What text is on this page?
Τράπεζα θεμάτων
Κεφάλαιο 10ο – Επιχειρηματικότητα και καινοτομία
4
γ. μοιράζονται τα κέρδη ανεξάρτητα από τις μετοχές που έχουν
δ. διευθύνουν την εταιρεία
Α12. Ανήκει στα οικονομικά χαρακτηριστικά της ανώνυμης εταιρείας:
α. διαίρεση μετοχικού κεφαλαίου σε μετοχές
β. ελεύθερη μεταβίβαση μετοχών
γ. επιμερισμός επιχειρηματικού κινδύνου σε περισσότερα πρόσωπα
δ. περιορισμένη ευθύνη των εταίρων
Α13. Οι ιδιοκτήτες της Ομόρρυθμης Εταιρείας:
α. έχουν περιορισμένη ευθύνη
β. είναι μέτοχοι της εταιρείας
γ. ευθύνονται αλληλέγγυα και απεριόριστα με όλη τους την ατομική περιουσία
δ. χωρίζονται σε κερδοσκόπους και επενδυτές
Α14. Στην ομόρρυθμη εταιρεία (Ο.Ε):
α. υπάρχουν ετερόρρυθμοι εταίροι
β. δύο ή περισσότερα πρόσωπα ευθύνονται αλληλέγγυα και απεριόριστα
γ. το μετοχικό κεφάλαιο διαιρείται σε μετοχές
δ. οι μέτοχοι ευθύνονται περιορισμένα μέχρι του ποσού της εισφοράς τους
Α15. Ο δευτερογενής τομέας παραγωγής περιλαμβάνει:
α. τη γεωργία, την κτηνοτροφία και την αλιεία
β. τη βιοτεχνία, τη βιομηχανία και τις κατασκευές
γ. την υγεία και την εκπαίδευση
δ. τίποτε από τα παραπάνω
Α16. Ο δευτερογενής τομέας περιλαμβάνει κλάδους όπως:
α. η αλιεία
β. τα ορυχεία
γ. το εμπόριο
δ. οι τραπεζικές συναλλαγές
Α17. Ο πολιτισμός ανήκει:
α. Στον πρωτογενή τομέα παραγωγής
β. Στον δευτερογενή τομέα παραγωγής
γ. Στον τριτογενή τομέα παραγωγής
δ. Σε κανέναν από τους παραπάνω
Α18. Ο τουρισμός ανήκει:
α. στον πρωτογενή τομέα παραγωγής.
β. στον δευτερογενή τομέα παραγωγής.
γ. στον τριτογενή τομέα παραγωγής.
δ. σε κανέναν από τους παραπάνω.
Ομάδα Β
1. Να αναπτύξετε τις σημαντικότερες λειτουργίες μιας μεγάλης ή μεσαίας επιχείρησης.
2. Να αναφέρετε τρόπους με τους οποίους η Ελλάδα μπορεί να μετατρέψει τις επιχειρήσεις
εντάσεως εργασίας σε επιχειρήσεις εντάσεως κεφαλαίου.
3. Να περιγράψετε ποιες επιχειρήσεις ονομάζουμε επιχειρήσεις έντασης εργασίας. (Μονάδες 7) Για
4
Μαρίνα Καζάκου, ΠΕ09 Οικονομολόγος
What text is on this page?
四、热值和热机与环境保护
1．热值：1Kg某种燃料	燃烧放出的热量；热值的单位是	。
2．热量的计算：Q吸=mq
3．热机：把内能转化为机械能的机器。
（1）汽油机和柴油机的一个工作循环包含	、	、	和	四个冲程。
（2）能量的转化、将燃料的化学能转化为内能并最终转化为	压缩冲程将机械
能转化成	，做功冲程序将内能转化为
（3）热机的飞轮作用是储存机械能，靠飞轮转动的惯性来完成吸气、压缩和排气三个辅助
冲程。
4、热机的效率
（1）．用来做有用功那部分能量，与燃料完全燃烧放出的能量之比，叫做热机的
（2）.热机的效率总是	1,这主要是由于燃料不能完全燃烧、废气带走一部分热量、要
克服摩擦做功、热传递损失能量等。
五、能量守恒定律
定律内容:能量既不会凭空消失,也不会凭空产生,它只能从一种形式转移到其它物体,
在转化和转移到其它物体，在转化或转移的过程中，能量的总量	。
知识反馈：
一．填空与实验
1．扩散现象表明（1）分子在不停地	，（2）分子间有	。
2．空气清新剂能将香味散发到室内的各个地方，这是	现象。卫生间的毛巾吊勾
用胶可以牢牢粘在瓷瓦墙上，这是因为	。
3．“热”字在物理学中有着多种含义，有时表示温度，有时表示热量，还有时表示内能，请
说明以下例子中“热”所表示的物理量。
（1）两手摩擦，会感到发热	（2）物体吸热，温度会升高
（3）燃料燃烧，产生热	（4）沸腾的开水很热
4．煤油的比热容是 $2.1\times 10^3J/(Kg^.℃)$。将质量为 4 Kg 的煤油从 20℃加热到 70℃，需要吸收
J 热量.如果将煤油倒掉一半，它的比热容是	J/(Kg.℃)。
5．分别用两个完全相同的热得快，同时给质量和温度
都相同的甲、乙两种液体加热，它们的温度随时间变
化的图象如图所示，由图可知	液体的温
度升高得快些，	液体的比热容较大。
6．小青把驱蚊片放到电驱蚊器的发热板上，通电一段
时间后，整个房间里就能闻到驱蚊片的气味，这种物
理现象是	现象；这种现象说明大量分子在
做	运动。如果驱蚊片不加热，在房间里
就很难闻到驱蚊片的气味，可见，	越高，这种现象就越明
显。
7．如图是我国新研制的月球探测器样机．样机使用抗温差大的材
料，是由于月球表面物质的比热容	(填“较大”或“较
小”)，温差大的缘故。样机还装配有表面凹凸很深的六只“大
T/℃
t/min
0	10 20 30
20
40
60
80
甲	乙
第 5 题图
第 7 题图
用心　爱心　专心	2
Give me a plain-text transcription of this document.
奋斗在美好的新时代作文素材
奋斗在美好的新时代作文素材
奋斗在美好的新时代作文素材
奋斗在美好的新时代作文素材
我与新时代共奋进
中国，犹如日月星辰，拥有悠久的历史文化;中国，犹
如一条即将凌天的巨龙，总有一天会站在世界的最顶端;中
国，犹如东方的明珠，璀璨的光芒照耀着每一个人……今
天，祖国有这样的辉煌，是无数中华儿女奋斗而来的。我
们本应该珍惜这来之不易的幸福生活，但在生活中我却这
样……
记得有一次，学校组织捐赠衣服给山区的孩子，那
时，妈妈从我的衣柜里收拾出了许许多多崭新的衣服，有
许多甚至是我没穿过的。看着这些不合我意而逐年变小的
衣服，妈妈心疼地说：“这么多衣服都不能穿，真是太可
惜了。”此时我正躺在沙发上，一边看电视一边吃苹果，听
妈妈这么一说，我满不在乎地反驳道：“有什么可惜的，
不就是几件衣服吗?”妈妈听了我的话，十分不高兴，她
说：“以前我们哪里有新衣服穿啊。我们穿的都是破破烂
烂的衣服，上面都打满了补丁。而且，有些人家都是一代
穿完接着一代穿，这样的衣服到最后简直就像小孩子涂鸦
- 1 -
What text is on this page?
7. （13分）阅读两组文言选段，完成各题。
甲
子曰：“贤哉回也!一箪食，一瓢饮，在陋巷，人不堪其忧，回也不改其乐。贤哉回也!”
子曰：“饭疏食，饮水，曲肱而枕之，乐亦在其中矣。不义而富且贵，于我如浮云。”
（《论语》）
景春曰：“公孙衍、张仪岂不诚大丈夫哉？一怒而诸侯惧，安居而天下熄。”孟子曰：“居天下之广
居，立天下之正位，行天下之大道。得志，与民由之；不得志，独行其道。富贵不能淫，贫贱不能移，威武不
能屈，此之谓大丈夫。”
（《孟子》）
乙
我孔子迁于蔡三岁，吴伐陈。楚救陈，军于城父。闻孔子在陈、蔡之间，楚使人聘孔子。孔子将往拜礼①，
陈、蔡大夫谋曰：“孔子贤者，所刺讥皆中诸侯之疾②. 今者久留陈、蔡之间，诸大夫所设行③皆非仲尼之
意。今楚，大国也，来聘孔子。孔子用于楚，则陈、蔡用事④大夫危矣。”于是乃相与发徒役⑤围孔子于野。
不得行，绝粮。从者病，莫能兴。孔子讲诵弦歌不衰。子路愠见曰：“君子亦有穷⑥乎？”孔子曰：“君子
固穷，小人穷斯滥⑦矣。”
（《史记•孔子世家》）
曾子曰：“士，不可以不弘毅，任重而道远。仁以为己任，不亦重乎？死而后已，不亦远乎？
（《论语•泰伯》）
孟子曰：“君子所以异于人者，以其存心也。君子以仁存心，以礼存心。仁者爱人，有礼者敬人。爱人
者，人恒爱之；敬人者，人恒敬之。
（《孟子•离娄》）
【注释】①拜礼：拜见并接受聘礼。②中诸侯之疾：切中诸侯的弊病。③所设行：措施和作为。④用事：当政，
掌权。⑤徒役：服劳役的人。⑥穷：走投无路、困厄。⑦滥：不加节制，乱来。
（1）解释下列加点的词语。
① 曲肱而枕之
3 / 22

□ □ □ □ □

For each line above that contains the word "περιορισμένη", copy that line.

δ. περιορισμένη ευθύνη των εταίρων
α. έχουν περιορισμένη ευθύνη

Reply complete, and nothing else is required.